[Records from a dataset]
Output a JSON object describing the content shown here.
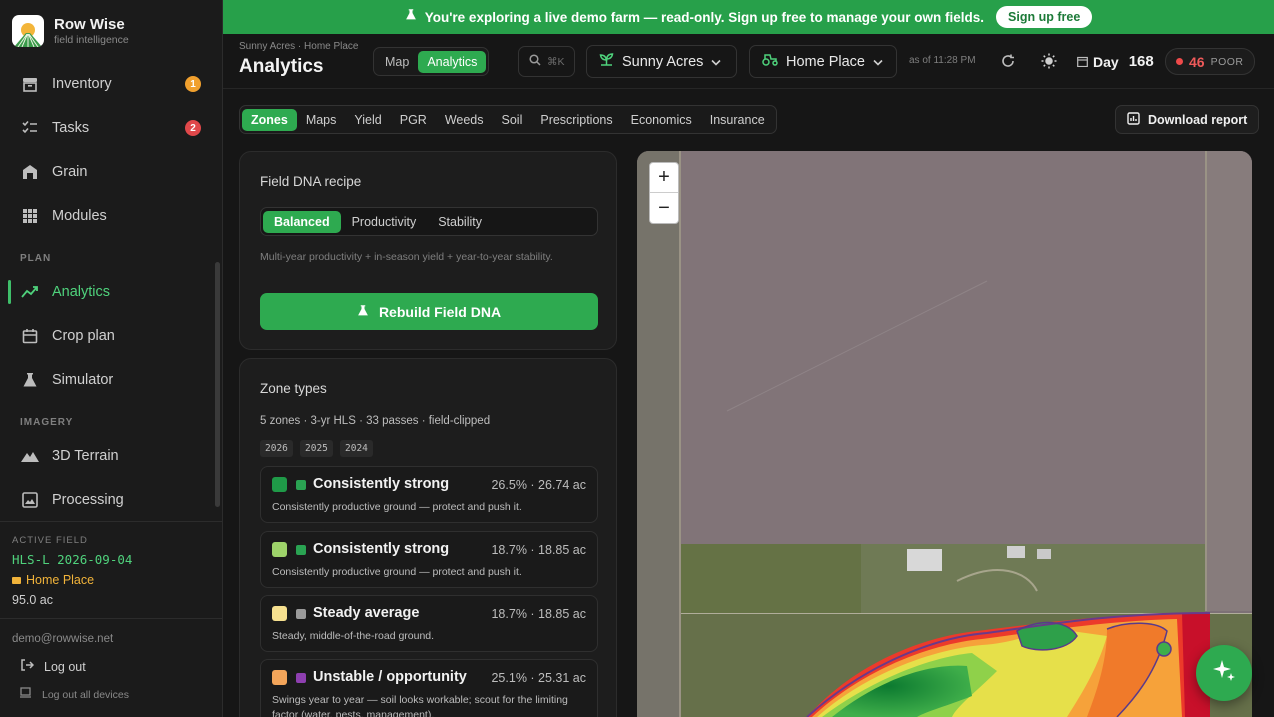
{
  "brand": {
    "name": "Row Wise",
    "subtitle": "field intelligence"
  },
  "sidebar": {
    "items": [
      {
        "label": "Inventory",
        "badge": "1",
        "badge_color": "#f0a02e"
      },
      {
        "label": "Tasks",
        "badge": "2",
        "badge_color": "#e0484a"
      },
      {
        "label": "Grain"
      },
      {
        "label": "Modules"
      },
      {
        "label": "Analytics"
      },
      {
        "label": "Crop plan"
      },
      {
        "label": "Simulator"
      },
      {
        "label": "3D Terrain"
      },
      {
        "label": "Processing"
      }
    ],
    "sections": {
      "plan": "PLAN",
      "imagery": "IMAGERY"
    },
    "active_field": {
      "caption": "ACTIVE FIELD",
      "name": "HLS-L 2026-09-04",
      "farm": "Home Place",
      "acres": "95.0 ac"
    },
    "account": {
      "email": "demo@rowwise.net",
      "logout": "Log out",
      "logout_all": "Log out all devices"
    }
  },
  "banner": {
    "text": "You're exploring a live demo farm — read-only. Sign up free to manage your own fields.",
    "cta": "Sign up free"
  },
  "header": {
    "breadcrumb": "Sunny Acres · Home Place",
    "title": "Analytics",
    "view_toggle": [
      "Map",
      "Analytics"
    ],
    "search_shortcut": "⌘K",
    "farm_select": "Sunny Acres",
    "field_select": "Home Place",
    "as_of": "as of 11:28 PM",
    "day_label": "Day",
    "day_value": "168",
    "score_value": "46",
    "score_status": "POOR"
  },
  "tabs": [
    "Zones",
    "Maps",
    "Yield",
    "PGR",
    "Weeds",
    "Soil",
    "Prescriptions",
    "Economics",
    "Insurance"
  ],
  "download_label": "Download report",
  "recipe": {
    "title": "Field DNA recipe",
    "options": [
      "Balanced",
      "Productivity",
      "Stability"
    ],
    "description": "Multi-year productivity + in-season yield + year-to-year stability.",
    "rebuild_label": "Rebuild Field DNA"
  },
  "zone_types": {
    "title": "Zone types",
    "meta": "5 zones · 3-yr HLS · 33 passes · field-clipped",
    "years": [
      "2026",
      "2025",
      "2024"
    ],
    "zones": [
      {
        "name": "Consistently strong",
        "value": "26.5% · 26.74 ac",
        "desc": "Consistently productive ground — protect and push it.",
        "color": "#1f9a48",
        "tag_color": "#2aa352"
      },
      {
        "name": "Consistently strong",
        "value": "18.7% · 18.85 ac",
        "desc": "Consistently productive ground — protect and push it.",
        "color": "#9ed36a",
        "tag_color": "#2aa352"
      },
      {
        "name": "Steady average",
        "value": "18.7% · 18.85 ac",
        "desc": "Steady, middle-of-the-road ground.",
        "color": "#f6e08f",
        "tag_color": "#9a9a9a"
      },
      {
        "name": "Unstable / opportunity",
        "value": "25.1% · 25.31 ac",
        "desc": "Swings year to year — soil looks workable; scout for the limiting factor (water, pests, management).",
        "color": "#f3a55a",
        "tag_color": "#8e3fb0"
      }
    ]
  },
  "map": {
    "zoom_in": "+",
    "zoom_out": "−"
  }
}
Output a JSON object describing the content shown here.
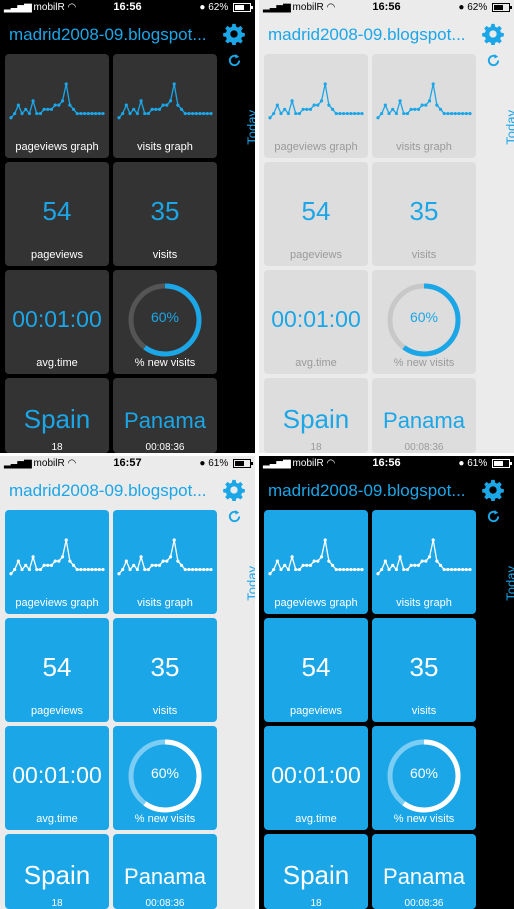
{
  "screens": [
    {
      "carrier": "mobilR",
      "time": "16:56",
      "battery": "62%",
      "battery_level": 0.62
    },
    {
      "carrier": "mobilR",
      "time": "16:56",
      "battery": "62%",
      "battery_level": 0.62
    },
    {
      "carrier": "mobilR",
      "time": "16:57",
      "battery": "61%",
      "battery_level": 0.61
    },
    {
      "carrier": "mobilR",
      "time": "16:56",
      "battery": "61%",
      "battery_level": 0.61
    }
  ],
  "header": {
    "site": "madrid2008-09.blogspot..."
  },
  "sidebar": {
    "period": "Today"
  },
  "tiles": {
    "pageviews_graph": "pageviews graph",
    "visits_graph": "visits graph",
    "pageviews_value": "54",
    "pageviews_label": "pageviews",
    "visits_value": "35",
    "visits_label": "visits",
    "avg_time_value": "00:01:00",
    "avg_time_label": "avg.time",
    "new_visits_pct": "60%",
    "new_visits_fraction": 0.6,
    "new_visits_label": "% new visits",
    "country1": "Spain",
    "country1_sub": "18",
    "country2": "Panama",
    "country2_sub": "00:08:36"
  },
  "sparkline": [
    1,
    2,
    4,
    2,
    3,
    2,
    5,
    2,
    2,
    3,
    3,
    3,
    4,
    4,
    5,
    9,
    4,
    3,
    2,
    2,
    2,
    2,
    2,
    2,
    2,
    2
  ],
  "icons": {
    "settings": "gear-icon",
    "refresh": "refresh-icon",
    "wifi": "wifi-icon",
    "battery": "battery-icon",
    "signal": "signal-icon",
    "rotation_lock": "rotation-lock-icon"
  },
  "themes": [
    {
      "bg": "#000000",
      "tileBg": "#333333",
      "text": "#1ba6e8",
      "label": "#ffffff",
      "spark": "#1ba6e8",
      "ring": "#555555",
      "ringFill": "#1ba6e8",
      "status": "#ffffff"
    },
    {
      "bg": "#ebebeb",
      "tileBg": "#dddddd",
      "text": "#1ba6e8",
      "label": "#9a9a9a",
      "spark": "#1ba6e8",
      "ring": "#c8c8c8",
      "ringFill": "#1ba6e8",
      "status": "#000000"
    },
    {
      "bg": "#ebebeb",
      "tileBg": "#1ba6e8",
      "text": "#ffffff",
      "label": "#ffffff",
      "spark": "#ffffff",
      "ring": "#7ccdf3",
      "ringFill": "#ffffff",
      "status": "#000000"
    },
    {
      "bg": "#000000",
      "tileBg": "#1ba6e8",
      "text": "#ffffff",
      "label": "#ffffff",
      "spark": "#ffffff",
      "ring": "#7ccdf3",
      "ringFill": "#ffffff",
      "status": "#ffffff"
    }
  ]
}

> The task:
Identify the lines in the entries above that contain "tileBg", then copy them out.

> Answer below:
      "tileBg": "#333333",
      "tileBg": "#dddddd",
      "tileBg": "#1ba6e8",
      "tileBg": "#1ba6e8",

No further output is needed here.